Passage provided =
·····

API description

EasyVVUQ-QCGPJ Executor

Executor is the main object responsible for steering the configuration and parallel execution of selected EasyVVUQ tasks with QCG-PilotJob. The object needs to be tied to the already prepared instance of the EasyVVUQ campaign and therefore it takes it as the mandatory campaign parameter for the constructor.

The second (optional) parameter of the Executor’s constructor is config_file, which can be used to initialise the environment of tasks started by QCG-PilotJob. More information on this topic is presented in the section Passing the execution environment to QCG-PilotJob tasks

The next parameter is resume. By default it is set to True, which means that EQI will try to resume not completed workflow of tasks submitted to QCG-PilotJob Manager.

More on this topic is discussed in the section Resume mechanism

The last (optional) parameter is log_level that allows to set specific level of logging just for the EasyVVUQ-QCGPJ part of processing.

·····

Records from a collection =
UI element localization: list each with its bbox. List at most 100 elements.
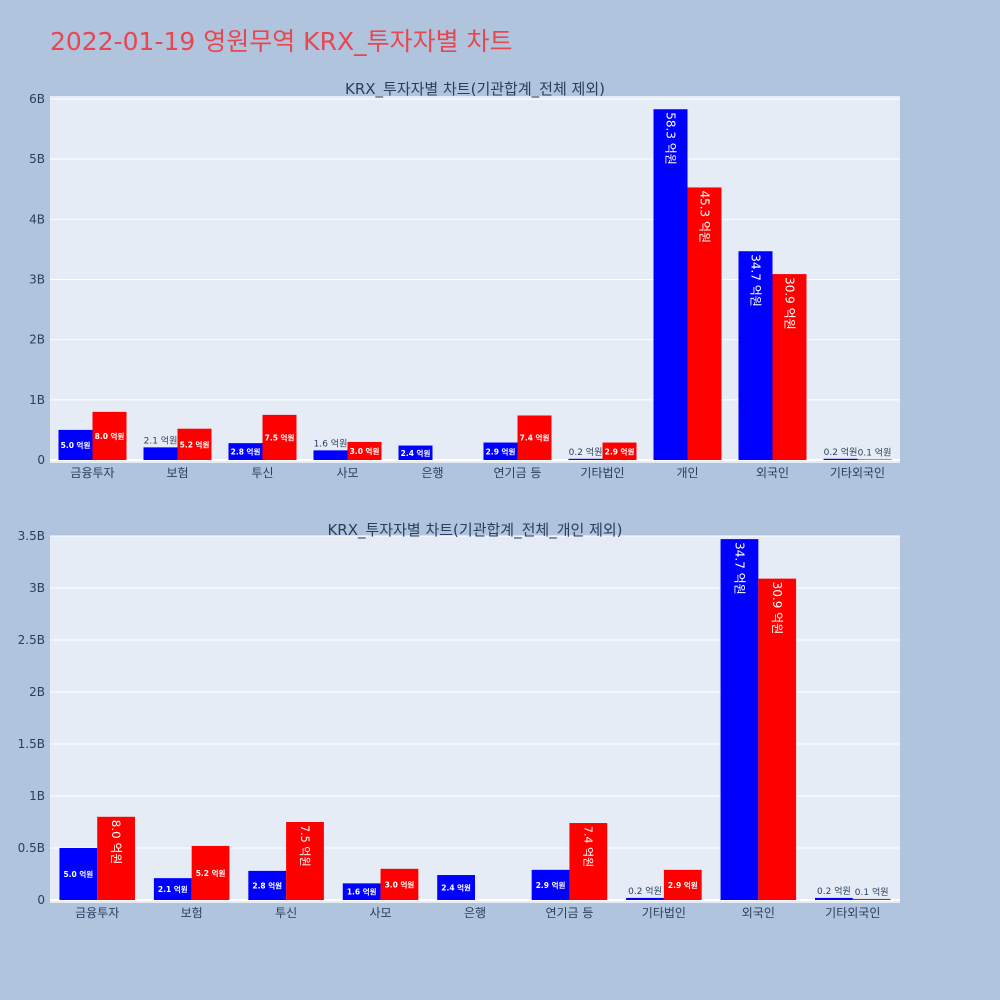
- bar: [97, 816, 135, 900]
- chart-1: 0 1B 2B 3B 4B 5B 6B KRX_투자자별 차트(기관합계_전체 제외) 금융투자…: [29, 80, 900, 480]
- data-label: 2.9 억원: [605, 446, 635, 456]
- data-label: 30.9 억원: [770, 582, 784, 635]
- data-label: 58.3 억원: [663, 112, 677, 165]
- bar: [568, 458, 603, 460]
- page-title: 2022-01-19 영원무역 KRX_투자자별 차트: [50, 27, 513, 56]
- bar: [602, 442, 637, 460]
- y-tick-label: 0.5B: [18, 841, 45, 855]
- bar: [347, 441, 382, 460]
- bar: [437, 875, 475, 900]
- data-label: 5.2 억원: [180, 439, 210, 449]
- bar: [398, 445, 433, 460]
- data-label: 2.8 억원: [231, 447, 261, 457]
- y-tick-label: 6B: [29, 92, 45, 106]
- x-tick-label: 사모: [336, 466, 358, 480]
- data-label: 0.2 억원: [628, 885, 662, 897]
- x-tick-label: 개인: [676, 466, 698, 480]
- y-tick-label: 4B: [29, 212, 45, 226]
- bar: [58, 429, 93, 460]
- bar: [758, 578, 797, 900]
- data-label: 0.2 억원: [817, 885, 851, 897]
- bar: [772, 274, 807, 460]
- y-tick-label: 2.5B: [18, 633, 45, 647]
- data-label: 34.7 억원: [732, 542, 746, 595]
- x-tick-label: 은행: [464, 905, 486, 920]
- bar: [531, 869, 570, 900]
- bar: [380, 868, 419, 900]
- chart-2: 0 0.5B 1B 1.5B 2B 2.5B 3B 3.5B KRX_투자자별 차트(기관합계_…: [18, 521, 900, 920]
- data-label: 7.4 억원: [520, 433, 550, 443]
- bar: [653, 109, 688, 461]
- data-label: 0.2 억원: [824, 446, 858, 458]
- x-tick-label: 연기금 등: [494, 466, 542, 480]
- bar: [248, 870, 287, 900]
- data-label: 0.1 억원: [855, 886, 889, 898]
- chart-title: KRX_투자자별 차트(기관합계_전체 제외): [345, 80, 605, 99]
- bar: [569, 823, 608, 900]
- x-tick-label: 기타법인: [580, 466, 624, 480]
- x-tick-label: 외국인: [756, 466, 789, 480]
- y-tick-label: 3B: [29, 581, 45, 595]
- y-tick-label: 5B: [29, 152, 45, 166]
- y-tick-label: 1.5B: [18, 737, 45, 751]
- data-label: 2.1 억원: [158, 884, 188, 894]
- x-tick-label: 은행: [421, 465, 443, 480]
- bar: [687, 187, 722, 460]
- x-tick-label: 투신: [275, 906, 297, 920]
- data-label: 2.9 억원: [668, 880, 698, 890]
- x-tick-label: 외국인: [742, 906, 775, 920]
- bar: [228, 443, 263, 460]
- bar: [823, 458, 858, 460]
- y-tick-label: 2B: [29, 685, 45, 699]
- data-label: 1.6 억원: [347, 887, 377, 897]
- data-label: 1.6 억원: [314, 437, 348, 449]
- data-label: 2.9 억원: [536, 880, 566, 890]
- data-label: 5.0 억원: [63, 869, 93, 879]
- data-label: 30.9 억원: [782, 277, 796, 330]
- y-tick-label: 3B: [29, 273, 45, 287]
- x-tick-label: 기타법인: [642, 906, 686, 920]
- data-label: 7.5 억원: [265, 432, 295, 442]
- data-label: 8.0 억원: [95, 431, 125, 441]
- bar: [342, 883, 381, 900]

·····

Challenges =
(a) Reproduce the part of the Executor API description between "API description" and "for the constructor.", inclusive.
(b) Take the EasyVVUQ-QCGPJ Executor API description further, picking up after its last sentence.

Per-task answers =
(a)
API description

EasyVVUQ-QCGPJ Executor

Executor is the main object responsible for steering the configuration and parallel execution of selected EasyVVUQ tasks with QCG-PilotJob. The object needs to be tied to the already prepared instance of the EasyVVUQ campaign and therefore it takes it as the mandatory campaign parameter for the constructor.

(b)
QCG-PilotJob Manager initialisation

The EasyVVUQ-QCGPJ Executor needs to be configured to use an instance of QCG-PilotJob Manager service. It is possible to do this in two ways:

  • The first and simpler option is to use create_manager() method that creates QCG-PilotJob Manager in a basic configuration. The method takes four optional parameters:

    • dir to customise a working directory of the manager (by default current directory)
    • resources to specify resources that should be assigned for the Pilot Job. If the parameter is not specified, the whole available resources will be assigned for the Pilot Job: it means that in case of running the Pilot Job inside a queuing system the whole allocation will be used. If the parameter is provided, its specification should be consisted with the format supported by Local mode of QCG-PilotJob manager, i.e. [NODE_NAME]:CORES[,[NODE_NAME]:CORES]...
    • reserve_core to specify if the manager service should run on a separate, reserved core (by default False, which means that the manager’s core will be shared with executed tasks)
    • log_level to set logging level for QCG-PilotJob Manager service and client parts.
  • The second and more advanced option is to use set_manager() method. This methods takes a single parameter, which is an instance of externally created QCG-PilotJob Manager instance. Don’t try to use this method unless you have very specific needs.

    For the reference go to: QCG-PilotJob documentation.

Task types

EasyVVUQ-QCGPJ supports the following types of Tasks that may be executed by QCG PJ Manager:

  • ENCODING: this Task is used for the encoding of a single sample.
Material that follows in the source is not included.